> Written exercise: Collect each line of the entries that holds the string "günlere".

> Supplied data:

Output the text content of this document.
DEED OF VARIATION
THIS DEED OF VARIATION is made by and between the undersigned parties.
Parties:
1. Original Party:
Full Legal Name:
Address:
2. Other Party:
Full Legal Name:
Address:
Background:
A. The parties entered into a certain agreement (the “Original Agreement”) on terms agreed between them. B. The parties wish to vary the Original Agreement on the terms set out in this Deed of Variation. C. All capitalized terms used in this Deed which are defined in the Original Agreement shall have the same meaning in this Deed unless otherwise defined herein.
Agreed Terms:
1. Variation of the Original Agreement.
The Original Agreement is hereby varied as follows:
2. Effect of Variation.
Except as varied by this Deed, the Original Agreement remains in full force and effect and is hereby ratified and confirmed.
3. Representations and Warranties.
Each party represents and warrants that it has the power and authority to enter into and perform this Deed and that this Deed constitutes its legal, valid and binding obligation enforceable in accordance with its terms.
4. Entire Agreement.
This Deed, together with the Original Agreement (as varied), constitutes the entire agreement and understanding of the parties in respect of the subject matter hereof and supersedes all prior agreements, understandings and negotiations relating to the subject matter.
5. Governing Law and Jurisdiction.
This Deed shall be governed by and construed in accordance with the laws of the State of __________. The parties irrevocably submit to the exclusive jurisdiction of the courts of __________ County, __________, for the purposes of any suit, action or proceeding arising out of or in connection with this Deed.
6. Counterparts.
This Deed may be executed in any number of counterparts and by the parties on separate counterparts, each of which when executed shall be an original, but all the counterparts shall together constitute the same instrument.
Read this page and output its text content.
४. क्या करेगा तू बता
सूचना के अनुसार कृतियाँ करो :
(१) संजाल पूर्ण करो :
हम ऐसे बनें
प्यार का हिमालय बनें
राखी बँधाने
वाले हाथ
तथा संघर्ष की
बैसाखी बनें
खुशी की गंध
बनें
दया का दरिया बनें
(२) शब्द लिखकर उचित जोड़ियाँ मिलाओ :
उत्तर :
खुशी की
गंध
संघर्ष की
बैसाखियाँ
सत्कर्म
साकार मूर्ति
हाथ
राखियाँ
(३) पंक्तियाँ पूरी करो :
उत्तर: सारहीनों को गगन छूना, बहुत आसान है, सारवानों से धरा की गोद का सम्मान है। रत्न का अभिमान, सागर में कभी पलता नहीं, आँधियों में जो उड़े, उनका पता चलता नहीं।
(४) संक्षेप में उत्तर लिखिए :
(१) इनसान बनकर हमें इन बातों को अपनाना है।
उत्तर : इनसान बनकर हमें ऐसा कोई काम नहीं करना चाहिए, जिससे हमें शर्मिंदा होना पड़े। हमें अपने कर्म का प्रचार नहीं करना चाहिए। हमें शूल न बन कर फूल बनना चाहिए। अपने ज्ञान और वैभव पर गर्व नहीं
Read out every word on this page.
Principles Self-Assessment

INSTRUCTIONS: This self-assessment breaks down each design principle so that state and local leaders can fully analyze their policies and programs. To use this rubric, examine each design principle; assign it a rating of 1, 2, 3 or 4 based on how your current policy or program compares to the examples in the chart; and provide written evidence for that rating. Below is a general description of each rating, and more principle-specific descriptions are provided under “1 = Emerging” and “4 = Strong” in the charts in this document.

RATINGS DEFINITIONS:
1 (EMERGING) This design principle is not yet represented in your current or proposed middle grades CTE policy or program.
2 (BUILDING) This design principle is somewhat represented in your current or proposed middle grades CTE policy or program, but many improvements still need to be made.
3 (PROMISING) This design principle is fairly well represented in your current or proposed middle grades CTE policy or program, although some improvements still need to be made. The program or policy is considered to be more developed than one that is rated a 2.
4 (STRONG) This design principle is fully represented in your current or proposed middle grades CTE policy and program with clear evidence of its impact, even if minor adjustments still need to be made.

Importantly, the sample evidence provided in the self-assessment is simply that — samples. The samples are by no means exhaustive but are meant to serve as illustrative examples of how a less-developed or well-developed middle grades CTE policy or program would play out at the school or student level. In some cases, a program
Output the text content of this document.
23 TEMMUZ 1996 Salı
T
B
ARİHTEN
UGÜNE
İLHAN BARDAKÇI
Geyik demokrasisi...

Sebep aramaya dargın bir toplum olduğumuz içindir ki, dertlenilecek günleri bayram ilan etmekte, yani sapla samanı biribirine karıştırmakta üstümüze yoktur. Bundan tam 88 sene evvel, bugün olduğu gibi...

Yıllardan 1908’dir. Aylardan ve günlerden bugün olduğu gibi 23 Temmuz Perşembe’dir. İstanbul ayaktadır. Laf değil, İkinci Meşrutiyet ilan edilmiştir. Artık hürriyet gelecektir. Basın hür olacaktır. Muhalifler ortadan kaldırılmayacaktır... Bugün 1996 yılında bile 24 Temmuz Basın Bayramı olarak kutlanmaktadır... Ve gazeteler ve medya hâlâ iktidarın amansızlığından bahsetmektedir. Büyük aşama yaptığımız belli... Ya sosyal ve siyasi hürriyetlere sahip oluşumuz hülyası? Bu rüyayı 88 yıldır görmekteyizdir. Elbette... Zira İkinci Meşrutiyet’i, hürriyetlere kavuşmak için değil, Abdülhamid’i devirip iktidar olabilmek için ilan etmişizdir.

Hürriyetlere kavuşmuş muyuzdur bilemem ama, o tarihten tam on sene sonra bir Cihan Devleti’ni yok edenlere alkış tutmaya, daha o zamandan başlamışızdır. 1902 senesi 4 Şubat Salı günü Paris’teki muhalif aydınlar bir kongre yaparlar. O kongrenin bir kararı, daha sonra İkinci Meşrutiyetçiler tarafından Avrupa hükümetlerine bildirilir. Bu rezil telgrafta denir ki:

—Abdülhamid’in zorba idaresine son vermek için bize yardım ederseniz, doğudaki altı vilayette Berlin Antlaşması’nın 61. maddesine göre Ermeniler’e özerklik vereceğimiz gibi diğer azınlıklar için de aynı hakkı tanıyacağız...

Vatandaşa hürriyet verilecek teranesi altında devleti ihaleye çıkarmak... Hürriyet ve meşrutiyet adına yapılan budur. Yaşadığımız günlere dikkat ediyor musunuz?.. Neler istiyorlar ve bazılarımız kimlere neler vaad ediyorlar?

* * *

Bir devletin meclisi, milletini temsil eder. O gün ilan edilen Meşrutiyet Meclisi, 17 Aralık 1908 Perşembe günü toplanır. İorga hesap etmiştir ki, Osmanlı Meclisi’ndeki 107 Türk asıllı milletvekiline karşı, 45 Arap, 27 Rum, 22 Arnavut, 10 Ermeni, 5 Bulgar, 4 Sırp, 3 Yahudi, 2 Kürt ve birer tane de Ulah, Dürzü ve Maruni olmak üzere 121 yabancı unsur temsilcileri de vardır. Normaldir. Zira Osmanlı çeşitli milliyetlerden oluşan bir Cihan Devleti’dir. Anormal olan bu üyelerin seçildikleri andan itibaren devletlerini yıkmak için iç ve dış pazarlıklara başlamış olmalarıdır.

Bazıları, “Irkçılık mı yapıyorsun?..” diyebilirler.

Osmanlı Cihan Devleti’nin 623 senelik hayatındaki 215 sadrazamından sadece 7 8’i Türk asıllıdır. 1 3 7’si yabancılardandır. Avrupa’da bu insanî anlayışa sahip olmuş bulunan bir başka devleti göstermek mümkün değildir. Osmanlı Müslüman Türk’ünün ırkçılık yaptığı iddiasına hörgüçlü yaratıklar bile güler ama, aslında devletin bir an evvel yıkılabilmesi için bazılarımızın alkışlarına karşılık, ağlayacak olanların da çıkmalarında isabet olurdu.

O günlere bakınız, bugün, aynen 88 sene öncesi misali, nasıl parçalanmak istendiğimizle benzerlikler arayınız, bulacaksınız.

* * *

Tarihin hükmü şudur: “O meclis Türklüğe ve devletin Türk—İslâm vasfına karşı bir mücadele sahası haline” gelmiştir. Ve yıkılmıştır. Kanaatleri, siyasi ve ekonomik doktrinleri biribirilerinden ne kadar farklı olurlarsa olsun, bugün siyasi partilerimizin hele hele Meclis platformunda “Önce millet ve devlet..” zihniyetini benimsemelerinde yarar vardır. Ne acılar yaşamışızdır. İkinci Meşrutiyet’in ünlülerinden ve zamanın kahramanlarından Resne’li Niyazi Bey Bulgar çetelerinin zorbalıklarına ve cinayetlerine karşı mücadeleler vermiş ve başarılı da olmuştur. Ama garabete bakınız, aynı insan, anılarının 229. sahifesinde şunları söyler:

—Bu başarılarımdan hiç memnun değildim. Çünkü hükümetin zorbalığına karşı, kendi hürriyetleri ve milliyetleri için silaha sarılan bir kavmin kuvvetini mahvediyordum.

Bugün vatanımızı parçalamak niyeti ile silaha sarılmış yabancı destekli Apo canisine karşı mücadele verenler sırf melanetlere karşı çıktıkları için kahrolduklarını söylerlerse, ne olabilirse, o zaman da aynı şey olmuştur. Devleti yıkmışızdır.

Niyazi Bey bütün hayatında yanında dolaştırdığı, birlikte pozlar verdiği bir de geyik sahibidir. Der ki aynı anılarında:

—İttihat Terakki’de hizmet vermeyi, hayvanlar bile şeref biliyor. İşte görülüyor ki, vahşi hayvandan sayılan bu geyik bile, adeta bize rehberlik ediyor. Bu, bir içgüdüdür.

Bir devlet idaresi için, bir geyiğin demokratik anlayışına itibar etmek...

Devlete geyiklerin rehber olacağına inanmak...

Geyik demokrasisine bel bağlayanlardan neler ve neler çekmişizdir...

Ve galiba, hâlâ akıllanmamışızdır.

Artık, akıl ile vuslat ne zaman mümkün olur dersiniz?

> Written solution:
Vatandaşa hürriyet verilecek teranesi altında devleti ihaleye çıkarmak... Hürriyet ve meşrutiyet adına yapılan budur. Yaşadığımız günlere dikkat ediyor musunuz?.. Neler istiyorlar ve bazılarımız kimlere neler vaad ediyorlar?
O günlere bakınız, bugün, aynen 88 sene öncesi misali, nasıl parçalanmak istendiğimizle benzerlikler arayınız, bulacaksınız.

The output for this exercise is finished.